= Given instruction =
Search the data for the word "this" and copy every line that contains it.
# Start of Exercise data
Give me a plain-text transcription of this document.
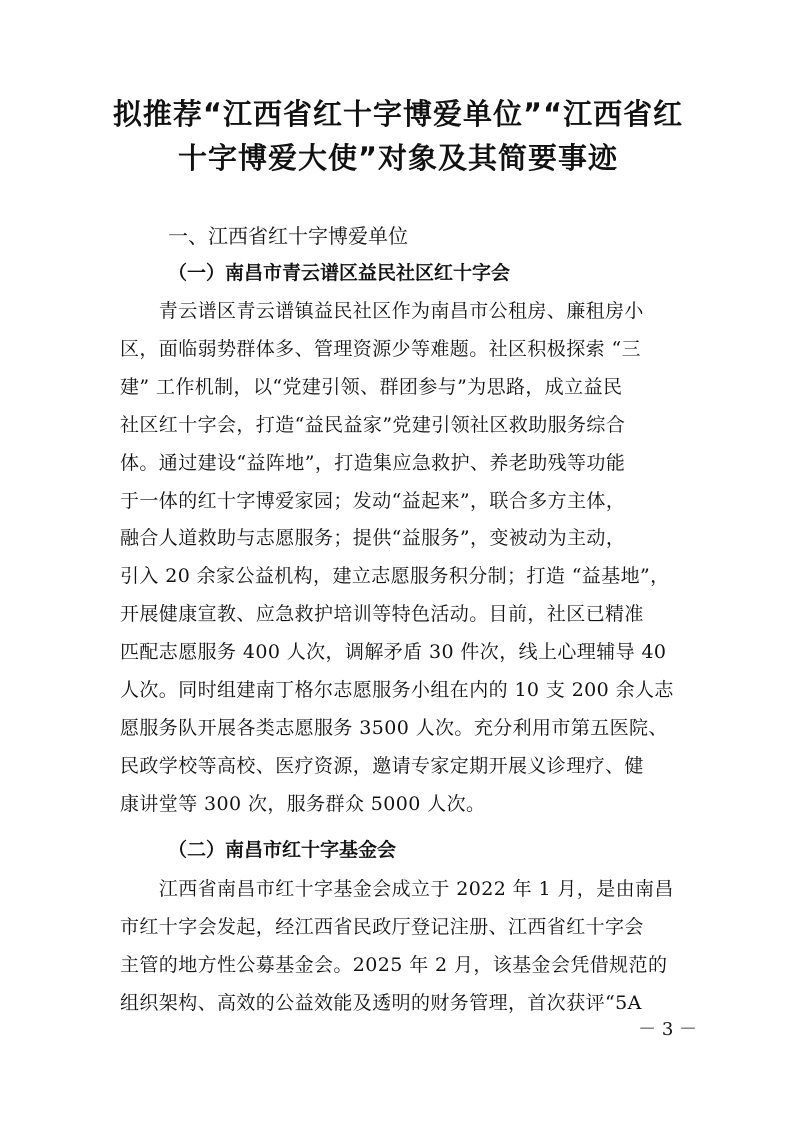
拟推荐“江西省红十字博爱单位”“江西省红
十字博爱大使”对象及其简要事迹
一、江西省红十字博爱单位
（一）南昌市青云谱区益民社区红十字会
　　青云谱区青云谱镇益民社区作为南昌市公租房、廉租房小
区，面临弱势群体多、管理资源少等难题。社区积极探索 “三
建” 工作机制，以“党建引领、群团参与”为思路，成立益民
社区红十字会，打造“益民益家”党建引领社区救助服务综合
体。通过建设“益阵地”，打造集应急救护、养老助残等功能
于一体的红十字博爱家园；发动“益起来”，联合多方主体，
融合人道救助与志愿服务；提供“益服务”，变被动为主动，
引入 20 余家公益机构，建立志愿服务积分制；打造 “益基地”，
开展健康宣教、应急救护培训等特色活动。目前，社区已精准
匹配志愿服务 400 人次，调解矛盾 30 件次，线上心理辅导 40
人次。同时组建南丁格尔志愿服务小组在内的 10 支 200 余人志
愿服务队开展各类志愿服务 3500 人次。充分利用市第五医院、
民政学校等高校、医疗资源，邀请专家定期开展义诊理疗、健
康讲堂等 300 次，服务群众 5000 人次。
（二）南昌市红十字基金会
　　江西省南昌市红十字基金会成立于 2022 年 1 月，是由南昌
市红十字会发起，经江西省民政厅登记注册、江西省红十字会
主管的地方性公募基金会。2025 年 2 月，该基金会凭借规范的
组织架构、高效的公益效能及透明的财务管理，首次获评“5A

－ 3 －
# End of Exercise data
# Start of Exercise data
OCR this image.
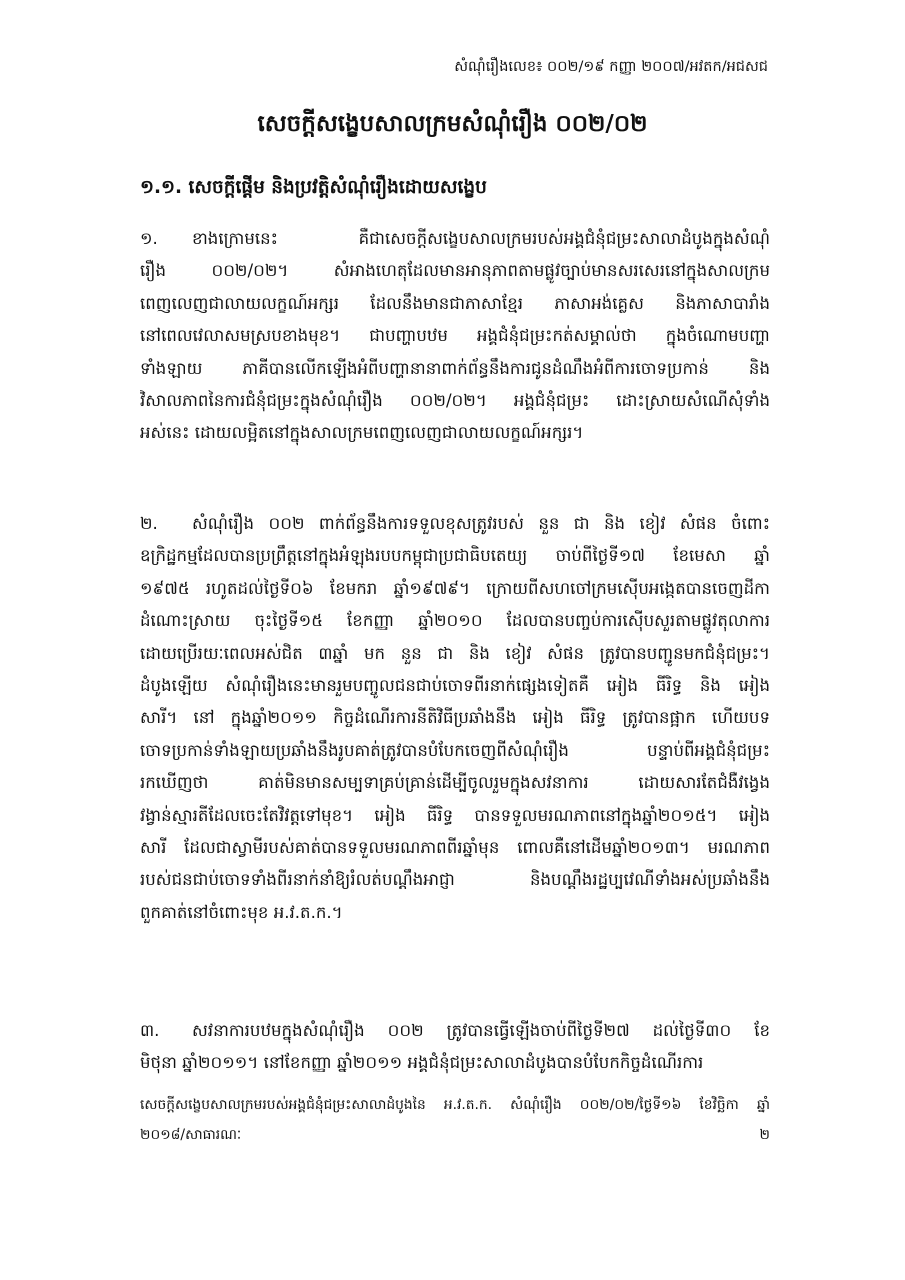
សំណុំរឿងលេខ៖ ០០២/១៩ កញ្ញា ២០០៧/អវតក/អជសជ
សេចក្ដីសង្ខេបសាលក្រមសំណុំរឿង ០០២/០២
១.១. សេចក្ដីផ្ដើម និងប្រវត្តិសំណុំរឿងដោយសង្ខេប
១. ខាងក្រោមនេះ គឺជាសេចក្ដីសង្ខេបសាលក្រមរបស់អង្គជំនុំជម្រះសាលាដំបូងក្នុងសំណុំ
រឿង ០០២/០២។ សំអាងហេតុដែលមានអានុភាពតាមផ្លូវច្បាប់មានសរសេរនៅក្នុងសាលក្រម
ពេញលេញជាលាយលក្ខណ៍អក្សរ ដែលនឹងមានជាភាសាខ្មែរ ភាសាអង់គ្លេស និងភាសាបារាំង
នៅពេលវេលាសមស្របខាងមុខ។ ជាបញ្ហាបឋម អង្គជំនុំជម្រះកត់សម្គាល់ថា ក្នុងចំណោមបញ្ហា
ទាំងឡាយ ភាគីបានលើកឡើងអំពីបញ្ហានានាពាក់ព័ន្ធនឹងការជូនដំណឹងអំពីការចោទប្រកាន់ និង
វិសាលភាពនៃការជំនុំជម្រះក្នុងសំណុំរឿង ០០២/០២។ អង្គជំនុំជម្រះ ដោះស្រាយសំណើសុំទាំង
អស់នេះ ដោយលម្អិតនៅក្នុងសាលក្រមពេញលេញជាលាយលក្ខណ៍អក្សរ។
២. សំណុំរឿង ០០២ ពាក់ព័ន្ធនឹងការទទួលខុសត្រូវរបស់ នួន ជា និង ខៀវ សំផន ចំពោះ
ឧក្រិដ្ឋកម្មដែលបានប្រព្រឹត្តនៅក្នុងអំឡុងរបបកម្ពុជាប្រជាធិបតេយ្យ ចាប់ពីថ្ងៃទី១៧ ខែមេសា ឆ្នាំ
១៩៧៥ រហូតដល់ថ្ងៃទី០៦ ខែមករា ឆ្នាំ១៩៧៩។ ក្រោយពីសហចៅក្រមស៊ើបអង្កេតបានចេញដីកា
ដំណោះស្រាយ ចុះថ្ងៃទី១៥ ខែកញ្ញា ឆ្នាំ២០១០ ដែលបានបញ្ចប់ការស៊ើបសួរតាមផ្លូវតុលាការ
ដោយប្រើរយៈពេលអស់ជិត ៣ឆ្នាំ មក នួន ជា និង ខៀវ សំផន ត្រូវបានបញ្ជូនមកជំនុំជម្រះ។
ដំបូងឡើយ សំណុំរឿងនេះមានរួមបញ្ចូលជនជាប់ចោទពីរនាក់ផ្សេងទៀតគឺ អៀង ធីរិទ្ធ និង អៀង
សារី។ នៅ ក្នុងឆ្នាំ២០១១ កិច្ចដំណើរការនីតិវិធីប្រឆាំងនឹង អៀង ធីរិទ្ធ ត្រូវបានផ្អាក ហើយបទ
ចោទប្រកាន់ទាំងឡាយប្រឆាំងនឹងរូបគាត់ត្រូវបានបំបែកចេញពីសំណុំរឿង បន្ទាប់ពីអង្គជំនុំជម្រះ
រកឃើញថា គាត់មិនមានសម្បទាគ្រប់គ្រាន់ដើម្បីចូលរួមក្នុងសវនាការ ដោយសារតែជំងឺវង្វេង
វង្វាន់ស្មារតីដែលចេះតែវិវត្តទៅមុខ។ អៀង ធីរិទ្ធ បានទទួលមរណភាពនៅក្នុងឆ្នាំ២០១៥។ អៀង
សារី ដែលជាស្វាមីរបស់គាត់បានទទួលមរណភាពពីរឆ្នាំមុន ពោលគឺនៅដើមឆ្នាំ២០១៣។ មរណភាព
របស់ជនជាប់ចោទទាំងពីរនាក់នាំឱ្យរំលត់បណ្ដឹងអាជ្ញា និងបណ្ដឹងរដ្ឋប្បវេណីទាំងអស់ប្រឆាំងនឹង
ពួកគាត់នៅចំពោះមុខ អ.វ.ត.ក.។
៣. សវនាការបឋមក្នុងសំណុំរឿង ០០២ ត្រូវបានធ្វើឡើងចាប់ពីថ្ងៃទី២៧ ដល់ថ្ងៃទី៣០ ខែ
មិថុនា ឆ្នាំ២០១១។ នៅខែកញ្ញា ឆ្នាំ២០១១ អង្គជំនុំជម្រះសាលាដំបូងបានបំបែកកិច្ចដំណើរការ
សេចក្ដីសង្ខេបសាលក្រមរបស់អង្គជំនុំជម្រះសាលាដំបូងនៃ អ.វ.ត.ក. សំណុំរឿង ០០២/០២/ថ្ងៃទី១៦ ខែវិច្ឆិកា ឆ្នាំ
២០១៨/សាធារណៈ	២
# End of Exercise data
# Start of Exercise data
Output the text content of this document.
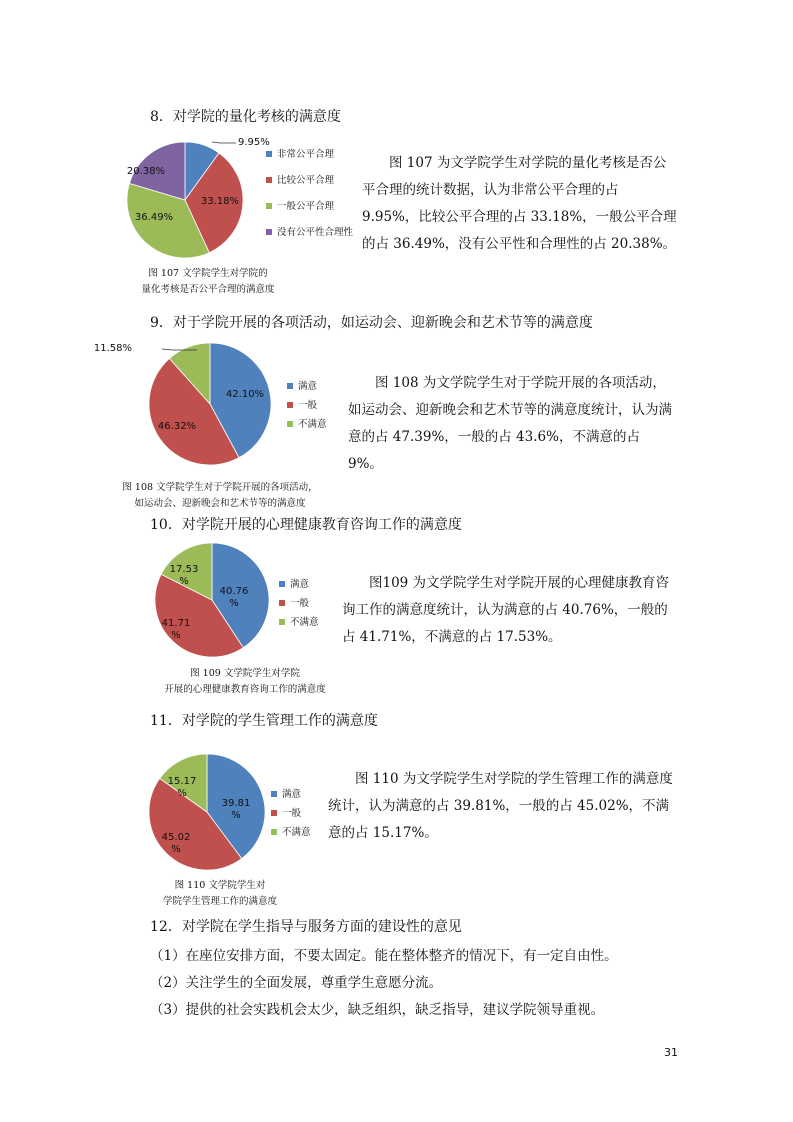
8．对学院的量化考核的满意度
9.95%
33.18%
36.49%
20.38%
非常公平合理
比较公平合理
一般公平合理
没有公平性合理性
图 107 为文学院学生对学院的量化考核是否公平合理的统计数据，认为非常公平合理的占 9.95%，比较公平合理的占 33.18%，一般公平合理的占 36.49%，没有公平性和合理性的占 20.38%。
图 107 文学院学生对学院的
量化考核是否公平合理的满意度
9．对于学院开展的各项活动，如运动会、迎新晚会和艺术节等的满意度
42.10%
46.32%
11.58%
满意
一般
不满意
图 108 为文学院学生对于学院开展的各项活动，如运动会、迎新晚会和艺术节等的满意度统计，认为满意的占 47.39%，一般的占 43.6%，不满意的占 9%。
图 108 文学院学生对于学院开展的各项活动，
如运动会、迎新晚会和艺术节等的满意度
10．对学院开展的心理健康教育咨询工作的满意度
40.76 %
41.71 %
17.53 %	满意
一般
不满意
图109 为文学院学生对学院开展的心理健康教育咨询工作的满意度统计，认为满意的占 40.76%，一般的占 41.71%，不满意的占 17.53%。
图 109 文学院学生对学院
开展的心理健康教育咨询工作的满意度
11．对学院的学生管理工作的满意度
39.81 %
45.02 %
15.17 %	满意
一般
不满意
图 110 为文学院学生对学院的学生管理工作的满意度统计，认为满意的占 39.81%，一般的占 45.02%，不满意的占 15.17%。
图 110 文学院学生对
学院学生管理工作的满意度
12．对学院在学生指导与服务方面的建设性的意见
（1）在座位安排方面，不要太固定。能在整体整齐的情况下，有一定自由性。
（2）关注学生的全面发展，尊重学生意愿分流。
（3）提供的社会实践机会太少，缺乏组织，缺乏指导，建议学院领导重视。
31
# End of Exercise data
= Task solution =
Give me a plain-text transcription of this document.
OCR this image.
Output the text content of this document.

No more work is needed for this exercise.